_WHAT IS EXPECTED_
Transcribe all the entries word for word, skipping the pictures.

# EXTRACTED MATERIAL start

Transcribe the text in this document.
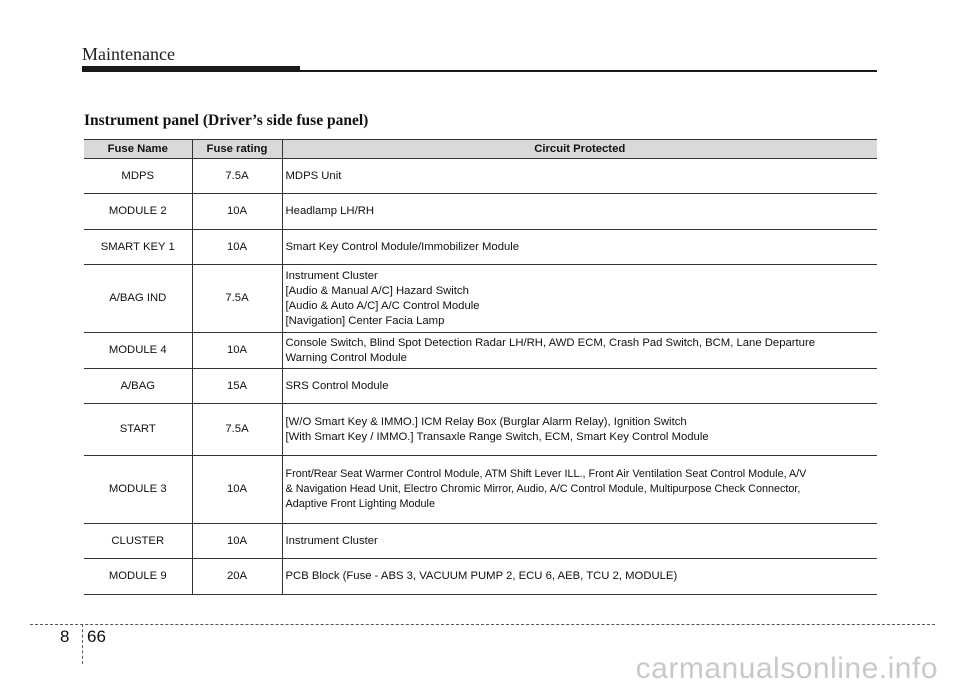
Maintenance
Instrument panel (Driver’s side fuse panel)
Fuse Name	Fuse rating	Circuit Protected
MDPS	7.5A	MDPS Unit

MODULE 2	10A	Headlamp LH/RH

SMART KEY 1	10A	Smart Key Control Module/Immobilizer Module

A/BAG IND	7.5A	Instrument Cluster
[Audio & Manual A/C] Hazard Switch
[Audio & Auto A/C] A/C Control Module
[Navigation] Center Facia Lamp

MODULE 4	10A	Console Switch, Blind Spot Detection Radar LH/RH, AWD ECM, Crash Pad Switch, BCM, Lane Departure
Warning Control Module

A/BAG	15A	SRS Control Module

START	7.5A	[W/O Smart Key & IMMO.] ICM Relay Box (Burglar Alarm Relay), Ignition Switch
[With Smart Key / IMMO.] Transaxle Range Switch, ECM, Smart Key Control Module

MODULE 3	10A	Front/Rear Seat Warmer Control Module, ATM Shift Lever ILL., Front Air Ventilation Seat Control Module, A/V
& Navigation Head Unit, Electro Chromic Mirror, Audio, A/C Control Module, Multipurpose Check Connector,
Adaptive Front Lighting Module

CLUSTER	10A	Instrument Cluster

MODULE 9	20A	PCB Block (Fuse - ABS 3, VACUUM PUMP 2, ECU 6, AEB, TCU 2, MODULE)
8 66
carmanualsonline.info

# EXTRACTED MATERIAL end

_SOLVED EXERCISE_
Transcribe the text in this document.
Maintenance
Instrument panel (Driver’s side fuse panel)
Fuse Name	Fuse rating	Circuit Protected
MDPS	7.5A	MDPS Unit

MODULE 2	10A	Headlamp LH/RH

SMART KEY 1	10A	Smart Key Control Module/Immobilizer Module

A/BAG IND	7.5A	Instrument Cluster
[Audio & Manual A/C] Hazard Switch
[Audio & Auto A/C] A/C Control Module
[Navigation] Center Facia Lamp

MODULE 4	10A	Console Switch, Blind Spot Detection Radar LH/RH, AWD ECM, Crash Pad Switch, BCM, Lane Departure
Warning Control Module

A/BAG	15A	SRS Control Module

START	7.5A	[W/O Smart Key & IMMO.] ICM Relay Box (Burglar Alarm Relay), Ignition Switch
[With Smart Key / IMMO.] Transaxle Range Switch, ECM, Smart Key Control Module

MODULE 3	10A	Front/Rear Seat Warmer Control Module, ATM Shift Lever ILL., Front Air Ventilation Seat Control Module, A/V
& Navigation Head Unit, Electro Chromic Mirror, Audio, A/C Control Module, Multipurpose Check Connector,
Adaptive Front Lighting Module

CLUSTER	10A	Instrument Cluster

MODULE 9	20A	PCB Block (Fuse - ABS 3, VACUUM PUMP 2, ECU 6, AEB, TCU 2, MODULE)
8 66
carmanualsonline.info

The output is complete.